**Short problem**
Answer with a single number: the count of lines that hold "color".

**Data items**
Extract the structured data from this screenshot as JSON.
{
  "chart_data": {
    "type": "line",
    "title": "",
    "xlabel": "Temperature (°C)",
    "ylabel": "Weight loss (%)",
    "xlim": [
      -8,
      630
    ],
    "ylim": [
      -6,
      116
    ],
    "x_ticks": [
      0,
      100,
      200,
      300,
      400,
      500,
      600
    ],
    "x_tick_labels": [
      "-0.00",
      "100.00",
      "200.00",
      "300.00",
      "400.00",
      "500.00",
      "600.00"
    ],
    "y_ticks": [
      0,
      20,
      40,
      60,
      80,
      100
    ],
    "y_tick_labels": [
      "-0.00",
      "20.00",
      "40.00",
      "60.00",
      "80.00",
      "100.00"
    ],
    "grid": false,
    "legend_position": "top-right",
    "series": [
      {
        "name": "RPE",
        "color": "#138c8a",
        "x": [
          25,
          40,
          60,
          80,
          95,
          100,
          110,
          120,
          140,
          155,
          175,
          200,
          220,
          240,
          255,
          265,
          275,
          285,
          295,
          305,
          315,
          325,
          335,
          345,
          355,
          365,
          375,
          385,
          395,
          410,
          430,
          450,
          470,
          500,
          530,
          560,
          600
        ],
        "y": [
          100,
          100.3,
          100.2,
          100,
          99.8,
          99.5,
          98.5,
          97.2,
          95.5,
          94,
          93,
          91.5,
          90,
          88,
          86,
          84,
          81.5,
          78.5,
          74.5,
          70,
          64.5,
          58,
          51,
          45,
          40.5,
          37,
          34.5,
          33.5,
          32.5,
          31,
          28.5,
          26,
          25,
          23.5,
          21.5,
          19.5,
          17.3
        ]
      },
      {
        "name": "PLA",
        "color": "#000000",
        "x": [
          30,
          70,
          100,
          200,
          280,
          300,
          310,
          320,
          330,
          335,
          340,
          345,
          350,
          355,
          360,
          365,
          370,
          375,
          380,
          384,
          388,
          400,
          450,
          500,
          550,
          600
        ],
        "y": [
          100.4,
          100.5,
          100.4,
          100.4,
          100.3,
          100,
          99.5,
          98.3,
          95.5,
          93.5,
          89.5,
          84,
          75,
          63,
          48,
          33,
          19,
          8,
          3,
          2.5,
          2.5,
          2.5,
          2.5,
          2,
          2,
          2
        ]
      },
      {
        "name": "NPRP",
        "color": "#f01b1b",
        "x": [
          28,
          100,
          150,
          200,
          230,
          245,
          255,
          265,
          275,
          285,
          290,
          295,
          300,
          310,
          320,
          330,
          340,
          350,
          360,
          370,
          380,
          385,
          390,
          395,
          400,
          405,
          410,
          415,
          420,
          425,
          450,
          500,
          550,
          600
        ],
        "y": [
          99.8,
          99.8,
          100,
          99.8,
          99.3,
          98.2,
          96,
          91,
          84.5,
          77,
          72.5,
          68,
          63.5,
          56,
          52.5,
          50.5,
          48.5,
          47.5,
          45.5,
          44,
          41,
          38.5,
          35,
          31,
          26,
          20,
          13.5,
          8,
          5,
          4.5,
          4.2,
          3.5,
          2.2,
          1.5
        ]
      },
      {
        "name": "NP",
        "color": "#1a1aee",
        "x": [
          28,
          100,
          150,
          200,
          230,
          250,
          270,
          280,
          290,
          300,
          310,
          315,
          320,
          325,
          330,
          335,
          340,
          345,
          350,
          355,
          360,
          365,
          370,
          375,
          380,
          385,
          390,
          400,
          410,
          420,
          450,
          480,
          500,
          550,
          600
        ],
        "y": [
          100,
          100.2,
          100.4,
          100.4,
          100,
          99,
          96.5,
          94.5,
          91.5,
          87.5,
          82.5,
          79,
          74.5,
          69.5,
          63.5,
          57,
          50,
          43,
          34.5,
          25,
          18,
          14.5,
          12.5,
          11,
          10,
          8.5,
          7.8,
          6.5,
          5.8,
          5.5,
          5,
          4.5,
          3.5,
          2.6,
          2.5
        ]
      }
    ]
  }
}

**Task response**
4